▶ Исходный отрывок:
Ему хотелось побывать и на своей прежней квартире, где Екатерина Сергеевна была у него в первый раз. Но, зная гейдельбергские нравы, он убоялся старой немки, которая вязала чулок у окна, и не решился войти.
«Мне все не верилось,— пишет он,— что я наяву вижу все это, что я наяву хожу по этим знакомым местам: я трогал стены домов рукою, прикасался к ручке двери знакомых подъездов; словом, вел себя, как человек не совсем в своем уме».
«Чего я не перечувствовал, пробегая те дорожки, те галереи, где мы бродили с тобою в первую пору счастья! Как бы я дорого дал в эту минуту, чтобы ты была со мною! Вот и та глухая, мрачная, тенистая аллея, те нависшие каменные своды, под которыми мы пробирались с тобою как-то ночью. Помнишь, ты уцепилась за меня от страха?..»
Но особенно не терпелось ему побывать около замка и в Вольфсбрунне у фонтана — в тех местах, которые он шутя называл то своей Меккой, то Мединой, то Иерусалимом. Ведь там были сказаны слова, которые связали на всю жизнь его и Екатерину Сергеевну!
«После обеда я отправился прямо, горною дорогою,— в Мекку — в Вольфсбрунн. Дорога знакома, как свои пять пальцев; только ее расчистили, сделали шире к моему приезду. В Вольфсбрунне я нашел все в порядке, только к моему приезду успели выстроить там крытую галерею, которой прежде не было. Я сел против самого фонтана, где плавают форели. Вода в четыре струи текла из волчьих мордочек, как и прежде; текла, не прерываясь, 17 лет! Вот уж буквально можно сказать: много воды утекло с тех пор!»

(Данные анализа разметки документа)
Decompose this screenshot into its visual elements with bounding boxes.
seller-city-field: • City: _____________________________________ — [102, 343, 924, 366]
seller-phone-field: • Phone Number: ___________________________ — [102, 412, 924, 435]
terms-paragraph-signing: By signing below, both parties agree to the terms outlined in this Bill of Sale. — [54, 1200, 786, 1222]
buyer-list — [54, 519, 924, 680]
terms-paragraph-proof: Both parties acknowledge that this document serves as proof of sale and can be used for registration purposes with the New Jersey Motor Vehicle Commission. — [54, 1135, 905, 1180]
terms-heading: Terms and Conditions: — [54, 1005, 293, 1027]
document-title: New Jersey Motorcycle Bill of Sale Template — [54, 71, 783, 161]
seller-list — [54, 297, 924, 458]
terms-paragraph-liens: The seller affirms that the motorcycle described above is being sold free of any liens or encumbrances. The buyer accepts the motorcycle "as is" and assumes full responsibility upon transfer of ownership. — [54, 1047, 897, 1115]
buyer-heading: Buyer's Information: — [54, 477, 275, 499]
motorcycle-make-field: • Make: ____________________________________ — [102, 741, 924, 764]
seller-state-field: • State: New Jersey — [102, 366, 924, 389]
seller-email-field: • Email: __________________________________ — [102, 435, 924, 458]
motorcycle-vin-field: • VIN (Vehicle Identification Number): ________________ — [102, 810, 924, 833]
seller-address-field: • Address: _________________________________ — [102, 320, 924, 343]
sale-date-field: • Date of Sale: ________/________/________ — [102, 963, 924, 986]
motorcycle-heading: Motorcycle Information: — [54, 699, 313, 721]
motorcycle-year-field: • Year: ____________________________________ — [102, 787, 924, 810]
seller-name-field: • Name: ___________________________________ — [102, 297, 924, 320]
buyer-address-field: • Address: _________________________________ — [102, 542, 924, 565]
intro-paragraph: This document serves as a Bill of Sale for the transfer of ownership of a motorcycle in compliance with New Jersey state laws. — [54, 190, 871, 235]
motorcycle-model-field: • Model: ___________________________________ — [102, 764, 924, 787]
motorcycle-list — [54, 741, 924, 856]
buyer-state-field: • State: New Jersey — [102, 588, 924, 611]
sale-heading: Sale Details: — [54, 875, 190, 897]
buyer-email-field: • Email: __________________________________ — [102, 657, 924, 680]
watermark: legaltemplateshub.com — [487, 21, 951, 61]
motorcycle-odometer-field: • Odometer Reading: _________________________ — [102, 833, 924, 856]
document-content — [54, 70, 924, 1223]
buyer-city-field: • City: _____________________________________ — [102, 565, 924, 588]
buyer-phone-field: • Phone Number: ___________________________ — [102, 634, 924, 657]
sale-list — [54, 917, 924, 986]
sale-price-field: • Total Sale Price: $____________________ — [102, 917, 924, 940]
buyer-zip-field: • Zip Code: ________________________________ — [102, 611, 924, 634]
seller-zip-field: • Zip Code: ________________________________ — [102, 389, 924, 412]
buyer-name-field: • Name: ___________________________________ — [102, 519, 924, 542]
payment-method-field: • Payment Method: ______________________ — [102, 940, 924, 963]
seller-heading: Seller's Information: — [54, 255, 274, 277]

▶ Задание: Перепишите дословно часть исходного отрывка, начиная со слов «Ему хотелось побывать» и заканчивая словами «не решился войти.».

▶ Решение:
Ему хотелось побывать и на своей прежней квартире, где Екатерина Сергеевна была у него в первый раз. Но, зная гейдельбергские нравы, он убоялся старой немки, которая вязала чулок у окна, и не решился войти.